Every line in the listing is to be echoed verbatim.
· · ·
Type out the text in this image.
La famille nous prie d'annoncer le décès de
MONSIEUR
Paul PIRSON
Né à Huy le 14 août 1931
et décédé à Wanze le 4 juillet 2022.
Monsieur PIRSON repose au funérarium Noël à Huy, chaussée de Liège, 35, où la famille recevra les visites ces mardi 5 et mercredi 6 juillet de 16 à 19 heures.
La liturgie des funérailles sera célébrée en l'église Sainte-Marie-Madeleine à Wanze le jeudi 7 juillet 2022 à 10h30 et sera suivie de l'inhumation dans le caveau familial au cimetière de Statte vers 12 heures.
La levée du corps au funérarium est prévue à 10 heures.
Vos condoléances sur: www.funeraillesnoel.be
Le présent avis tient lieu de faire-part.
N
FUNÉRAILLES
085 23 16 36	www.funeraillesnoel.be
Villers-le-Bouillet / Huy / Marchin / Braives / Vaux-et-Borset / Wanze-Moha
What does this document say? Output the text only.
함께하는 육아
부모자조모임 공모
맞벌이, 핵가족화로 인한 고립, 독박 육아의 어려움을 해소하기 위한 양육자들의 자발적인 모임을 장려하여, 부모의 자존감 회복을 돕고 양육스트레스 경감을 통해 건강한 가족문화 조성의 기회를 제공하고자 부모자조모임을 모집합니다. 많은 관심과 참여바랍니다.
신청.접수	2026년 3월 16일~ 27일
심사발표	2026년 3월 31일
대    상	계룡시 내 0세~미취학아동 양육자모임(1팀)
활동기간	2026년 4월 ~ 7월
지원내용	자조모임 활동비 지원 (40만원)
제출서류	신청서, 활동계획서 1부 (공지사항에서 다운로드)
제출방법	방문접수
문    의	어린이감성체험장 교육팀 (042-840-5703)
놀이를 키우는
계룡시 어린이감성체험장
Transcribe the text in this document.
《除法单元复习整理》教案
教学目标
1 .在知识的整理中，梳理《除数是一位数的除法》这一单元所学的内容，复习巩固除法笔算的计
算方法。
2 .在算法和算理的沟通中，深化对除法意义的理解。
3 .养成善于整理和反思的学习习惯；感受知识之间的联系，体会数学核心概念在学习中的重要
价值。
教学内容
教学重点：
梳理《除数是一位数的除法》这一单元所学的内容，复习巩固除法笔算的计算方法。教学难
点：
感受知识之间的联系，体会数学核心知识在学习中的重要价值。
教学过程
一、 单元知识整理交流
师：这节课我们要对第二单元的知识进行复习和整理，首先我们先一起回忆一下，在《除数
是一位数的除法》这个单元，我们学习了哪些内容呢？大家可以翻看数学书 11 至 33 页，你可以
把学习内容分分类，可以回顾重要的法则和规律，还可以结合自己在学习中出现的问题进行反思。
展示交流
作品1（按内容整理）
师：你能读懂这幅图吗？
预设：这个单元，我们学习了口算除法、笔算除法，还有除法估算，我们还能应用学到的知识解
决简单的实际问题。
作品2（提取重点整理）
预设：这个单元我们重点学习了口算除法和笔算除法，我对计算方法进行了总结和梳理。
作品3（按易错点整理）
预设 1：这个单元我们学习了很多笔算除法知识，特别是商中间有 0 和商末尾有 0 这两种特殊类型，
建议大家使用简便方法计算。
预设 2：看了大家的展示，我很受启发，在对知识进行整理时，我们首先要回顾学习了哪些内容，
· · ·
▶ [TASK ANSWER]
Type out the text in this image.
La famille nous prie d'annoncer le décès de
MONSIEUR
Paul PIRSON
Né à Huy le 14 août 1931
et décédé à Wanze le 4 juillet 2022.
Monsieur PIRSON repose au funérarium Noël à Huy, chaussée de Liège, 35, où la famille recevra les visites ces mardi 5 et mercredi 6 juillet de 16 à 19 heures.
La liturgie des funérailles sera célébrée en l'église Sainte-Marie-Madeleine à Wanze le jeudi 7 juillet 2022 à 10h30 et sera suivie de l'inhumation dans le caveau familial au cimetière de Statte vers 12 heures.
La levée du corps au funérarium est prévue à 10 heures.
Vos condoléances sur: www.funeraillesnoel.be
Le présent avis tient lieu de faire-part.
N
FUNÉRAILLES
085 23 16 36	www.funeraillesnoel.be
Villers-le-Bouillet / Huy / Marchin / Braives / Vaux-et-Borset / Wanze-Moha
What does this document say? Output the text only.
함께하는 육아
부모자조모임 공모
맞벌이, 핵가족화로 인한 고립, 독박 육아의 어려움을 해소하기 위한 양육자들의 자발적인 모임을 장려하여, 부모의 자존감 회복을 돕고 양육스트레스 경감을 통해 건강한 가족문화 조성의 기회를 제공하고자 부모자조모임을 모집합니다. 많은 관심과 참여바랍니다.
신청.접수	2026년 3월 16일~ 27일
심사발표	2026년 3월 31일
대    상	계룡시 내 0세~미취학아동 양육자모임(1팀)
활동기간	2026년 4월 ~ 7월
지원내용	자조모임 활동비 지원 (40만원)
제출서류	신청서, 활동계획서 1부 (공지사항에서 다운로드)
제출방법	방문접수
문    의	어린이감성체험장 교육팀 (042-840-5703)
놀이를 키우는
계룡시 어린이감성체험장
Transcribe the text in this document.
《除法单元复习整理》教案
教学目标
1 .在知识的整理中，梳理《除数是一位数的除法》这一单元所学的内容，复习巩固除法笔算的计
算方法。
2 .在算法和算理的沟通中，深化对除法意义的理解。
3 .养成善于整理和反思的学习习惯；感受知识之间的联系，体会数学核心概念在学习中的重要
价值。
教学内容
教学重点：
梳理《除数是一位数的除法》这一单元所学的内容，复习巩固除法笔算的计算方法。教学难
点：
感受知识之间的联系，体会数学核心知识在学习中的重要价值。
教学过程
一、 单元知识整理交流
师：这节课我们要对第二单元的知识进行复习和整理，首先我们先一起回忆一下，在《除数
是一位数的除法》这个单元，我们学习了哪些内容呢？大家可以翻看数学书 11 至 33 页，你可以
把学习内容分分类，可以回顾重要的法则和规律，还可以结合自己在学习中出现的问题进行反思。
展示交流
作品1（按内容整理）
师：你能读懂这幅图吗？
预设：这个单元，我们学习了口算除法、笔算除法，还有除法估算，我们还能应用学到的知识解
决简单的实际问题。
作品2（提取重点整理）
预设：这个单元我们重点学习了口算除法和笔算除法，我对计算方法进行了总结和梳理。
作品3（按易错点整理）
预设 1：这个单元我们学习了很多笔算除法知识，特别是商中间有 0 和商末尾有 0 这两种特殊类型，
建议大家使用简便方法计算。
预设 2：看了大家的展示，我很受启发，在对知识进行整理时，我们首先要回顾学习了哪些内容，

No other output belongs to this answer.